> _What to work on_
Reproduce all of the records exactly.
:: Input rows
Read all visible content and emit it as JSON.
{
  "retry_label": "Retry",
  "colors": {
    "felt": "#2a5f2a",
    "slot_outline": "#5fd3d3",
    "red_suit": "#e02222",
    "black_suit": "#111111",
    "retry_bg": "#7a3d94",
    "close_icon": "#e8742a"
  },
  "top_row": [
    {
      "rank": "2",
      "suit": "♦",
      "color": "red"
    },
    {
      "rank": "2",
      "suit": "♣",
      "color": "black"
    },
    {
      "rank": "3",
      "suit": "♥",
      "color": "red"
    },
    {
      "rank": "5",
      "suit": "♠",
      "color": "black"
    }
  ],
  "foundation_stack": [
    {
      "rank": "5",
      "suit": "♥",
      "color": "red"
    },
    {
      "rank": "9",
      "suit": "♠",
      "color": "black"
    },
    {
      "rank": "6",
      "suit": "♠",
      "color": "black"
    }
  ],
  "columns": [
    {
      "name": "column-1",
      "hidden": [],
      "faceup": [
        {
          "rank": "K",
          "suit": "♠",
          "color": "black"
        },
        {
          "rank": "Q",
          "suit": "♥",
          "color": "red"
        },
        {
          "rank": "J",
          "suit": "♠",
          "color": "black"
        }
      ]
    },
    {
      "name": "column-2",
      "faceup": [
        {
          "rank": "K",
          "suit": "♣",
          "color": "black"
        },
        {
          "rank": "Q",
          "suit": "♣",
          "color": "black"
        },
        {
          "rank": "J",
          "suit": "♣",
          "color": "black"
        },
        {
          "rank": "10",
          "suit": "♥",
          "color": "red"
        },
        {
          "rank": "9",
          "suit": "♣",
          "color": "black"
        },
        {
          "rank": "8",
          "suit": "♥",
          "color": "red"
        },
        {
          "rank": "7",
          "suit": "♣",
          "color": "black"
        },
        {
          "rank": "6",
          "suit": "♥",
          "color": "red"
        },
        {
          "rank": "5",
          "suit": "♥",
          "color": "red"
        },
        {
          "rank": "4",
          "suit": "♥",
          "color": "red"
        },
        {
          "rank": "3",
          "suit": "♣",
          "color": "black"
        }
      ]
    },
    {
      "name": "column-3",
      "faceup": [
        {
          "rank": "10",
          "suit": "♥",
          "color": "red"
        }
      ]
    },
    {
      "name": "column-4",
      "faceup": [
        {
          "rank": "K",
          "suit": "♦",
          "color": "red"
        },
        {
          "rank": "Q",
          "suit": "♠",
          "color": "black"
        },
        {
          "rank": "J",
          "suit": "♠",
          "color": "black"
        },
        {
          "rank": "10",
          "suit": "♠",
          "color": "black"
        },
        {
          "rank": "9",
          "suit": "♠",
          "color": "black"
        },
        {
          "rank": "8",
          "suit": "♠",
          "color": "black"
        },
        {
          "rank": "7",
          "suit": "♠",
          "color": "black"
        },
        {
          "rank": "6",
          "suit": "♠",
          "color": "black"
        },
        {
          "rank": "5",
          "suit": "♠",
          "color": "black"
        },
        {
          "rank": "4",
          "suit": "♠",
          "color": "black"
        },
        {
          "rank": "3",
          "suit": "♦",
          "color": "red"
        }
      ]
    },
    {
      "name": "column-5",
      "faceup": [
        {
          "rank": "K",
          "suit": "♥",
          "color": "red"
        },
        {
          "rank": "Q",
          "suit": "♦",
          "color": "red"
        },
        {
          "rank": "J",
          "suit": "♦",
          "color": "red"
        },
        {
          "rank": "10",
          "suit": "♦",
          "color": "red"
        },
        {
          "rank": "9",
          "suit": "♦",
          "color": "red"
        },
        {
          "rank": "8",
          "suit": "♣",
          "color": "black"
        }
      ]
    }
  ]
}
::::
> _Response to this task_
Read all visible content and emit it as JSON.
{
  "retry_label": "Retry",
  "colors": {
    "felt": "#2a5f2a",
    "slot_outline": "#5fd3d3",
    "red_suit": "#e02222",
    "black_suit": "#111111",
    "retry_bg": "#7a3d94",
    "close_icon": "#e8742a"
  },
  "top_row": [
    {
      "rank": "2",
      "suit": "♦",
      "color": "red"
    },
    {
      "rank": "2",
      "suit": "♣",
      "color": "black"
    },
    {
      "rank": "3",
      "suit": "♥",
      "color": "red"
    },
    {
      "rank": "5",
      "suit": "♠",
      "color": "black"
    }
  ],
  "foundation_stack": [
    {
      "rank": "5",
      "suit": "♥",
      "color": "red"
    },
    {
      "rank": "9",
      "suit": "♠",
      "color": "black"
    },
    {
      "rank": "6",
      "suit": "♠",
      "color": "black"
    }
  ],
  "columns": [
    {
      "name": "column-1",
      "hidden": [],
      "faceup": [
        {
          "rank": "K",
          "suit": "♠",
          "color": "black"
        },
        {
          "rank": "Q",
          "suit": "♥",
          "color": "red"
        },
        {
          "rank": "J",
          "suit": "♠",
          "color": "black"
        }
      ]
    },
    {
      "name": "column-2",
      "faceup": [
        {
          "rank": "K",
          "suit": "♣",
          "color": "black"
        },
        {
          "rank": "Q",
          "suit": "♣",
          "color": "black"
        },
        {
          "rank": "J",
          "suit": "♣",
          "color": "black"
        },
        {
          "rank": "10",
          "suit": "♥",
          "color": "red"
        },
        {
          "rank": "9",
          "suit": "♣",
          "color": "black"
        },
        {
          "rank": "8",
          "suit": "♥",
          "color": "red"
        },
        {
          "rank": "7",
          "suit": "♣",
          "color": "black"
        },
        {
          "rank": "6",
          "suit": "♥",
          "color": "red"
        },
        {
          "rank": "5",
          "suit": "♥",
          "color": "red"
        },
        {
          "rank": "4",
          "suit": "♥",
          "color": "red"
        },
        {
          "rank": "3",
          "suit": "♣",
          "color": "black"
        }
      ]
    },
    {
      "name": "column-3",
      "faceup": [
        {
          "rank": "10",
          "suit": "♥",
          "color": "red"
        }
      ]
    },
    {
      "name": "column-4",
      "faceup": [
        {
          "rank": "K",
          "suit": "♦",
          "color": "red"
        },
        {
          "rank": "Q",
          "suit": "♠",
          "color": "black"
        },
        {
          "rank": "J",
          "suit": "♠",
          "color": "black"
        },
        {
          "rank": "10",
          "suit": "♠",
          "color": "black"
        },
        {
          "rank": "9",
          "suit": "♠",
          "color": "black"
        },
        {
          "rank": "8",
          "suit": "♠",
          "color": "black"
        },
        {
          "rank": "7",
          "suit": "♠",
          "color": "black"
        },
        {
          "rank": "6",
          "suit": "♠",
          "color": "black"
        },
        {
          "rank": "5",
          "suit": "♠",
          "color": "black"
        },
        {
          "rank": "4",
          "suit": "♠",
          "color": "black"
        },
        {
          "rank": "3",
          "suit": "♦",
          "color": "red"
        }
      ]
    },
    {
      "name": "column-5",
      "faceup": [
        {
          "rank": "K",
          "suit": "♥",
          "color": "red"
        },
        {
          "rank": "Q",
          "suit": "♦",
          "color": "red"
        },
        {
          "rank": "J",
          "suit": "♦",
          "color": "red"
        },
        {
          "rank": "10",
          "suit": "♦",
          "color": "red"
        },
        {
          "rank": "9",
          "suit": "♦",
          "color": "red"
        },
        {
          "rank": "8",
          "suit": "♣",
          "color": "black"
        }
      ]
    }
  ]
}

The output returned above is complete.